:: WHAT TO WORK ON ::
Wherever "June" occurs in the entries, copy the line that holds it.

:: DATA TO EXAMINE ::

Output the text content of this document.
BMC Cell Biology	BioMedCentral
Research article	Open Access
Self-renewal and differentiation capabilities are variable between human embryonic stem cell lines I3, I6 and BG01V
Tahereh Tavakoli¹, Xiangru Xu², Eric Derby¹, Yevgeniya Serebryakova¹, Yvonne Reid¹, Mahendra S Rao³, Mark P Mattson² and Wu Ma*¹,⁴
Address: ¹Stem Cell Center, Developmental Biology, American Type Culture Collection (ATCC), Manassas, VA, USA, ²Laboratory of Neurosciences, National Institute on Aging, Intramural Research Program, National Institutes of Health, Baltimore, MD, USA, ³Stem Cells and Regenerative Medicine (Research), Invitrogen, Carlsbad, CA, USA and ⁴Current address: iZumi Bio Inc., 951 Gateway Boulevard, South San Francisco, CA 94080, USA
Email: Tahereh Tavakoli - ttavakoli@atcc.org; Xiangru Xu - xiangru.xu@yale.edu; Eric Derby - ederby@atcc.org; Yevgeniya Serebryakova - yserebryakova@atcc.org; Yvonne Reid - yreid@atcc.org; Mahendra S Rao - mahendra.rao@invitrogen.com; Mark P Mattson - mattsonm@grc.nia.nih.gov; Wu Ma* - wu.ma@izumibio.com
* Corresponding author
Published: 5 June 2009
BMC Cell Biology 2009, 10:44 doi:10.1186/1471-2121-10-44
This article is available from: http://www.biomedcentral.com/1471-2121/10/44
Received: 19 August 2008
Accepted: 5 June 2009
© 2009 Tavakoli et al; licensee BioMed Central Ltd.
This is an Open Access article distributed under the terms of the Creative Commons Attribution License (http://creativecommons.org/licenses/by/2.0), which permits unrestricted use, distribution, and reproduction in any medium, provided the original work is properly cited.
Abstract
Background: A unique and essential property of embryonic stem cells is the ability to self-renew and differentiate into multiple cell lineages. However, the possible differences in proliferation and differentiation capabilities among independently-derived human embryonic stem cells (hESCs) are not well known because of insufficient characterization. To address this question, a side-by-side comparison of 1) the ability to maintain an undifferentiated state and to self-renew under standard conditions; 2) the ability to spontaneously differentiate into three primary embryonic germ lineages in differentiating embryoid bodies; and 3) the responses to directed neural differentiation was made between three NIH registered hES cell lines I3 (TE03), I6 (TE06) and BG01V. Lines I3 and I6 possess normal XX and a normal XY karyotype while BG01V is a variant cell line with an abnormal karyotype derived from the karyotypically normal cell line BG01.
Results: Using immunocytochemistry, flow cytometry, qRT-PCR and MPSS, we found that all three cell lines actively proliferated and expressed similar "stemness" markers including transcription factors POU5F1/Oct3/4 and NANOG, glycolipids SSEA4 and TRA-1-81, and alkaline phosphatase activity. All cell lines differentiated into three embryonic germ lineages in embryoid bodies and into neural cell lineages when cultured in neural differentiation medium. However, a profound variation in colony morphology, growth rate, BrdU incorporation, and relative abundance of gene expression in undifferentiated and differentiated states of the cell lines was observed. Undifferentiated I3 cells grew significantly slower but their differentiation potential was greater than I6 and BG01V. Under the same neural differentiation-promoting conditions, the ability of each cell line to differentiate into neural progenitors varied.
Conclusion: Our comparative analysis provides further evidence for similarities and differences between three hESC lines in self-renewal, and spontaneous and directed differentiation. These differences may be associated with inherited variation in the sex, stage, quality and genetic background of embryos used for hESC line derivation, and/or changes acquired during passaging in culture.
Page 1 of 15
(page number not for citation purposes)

:: ANSWER SPACE ::
Published: 5 June 2009
Accepted: 5 June 2009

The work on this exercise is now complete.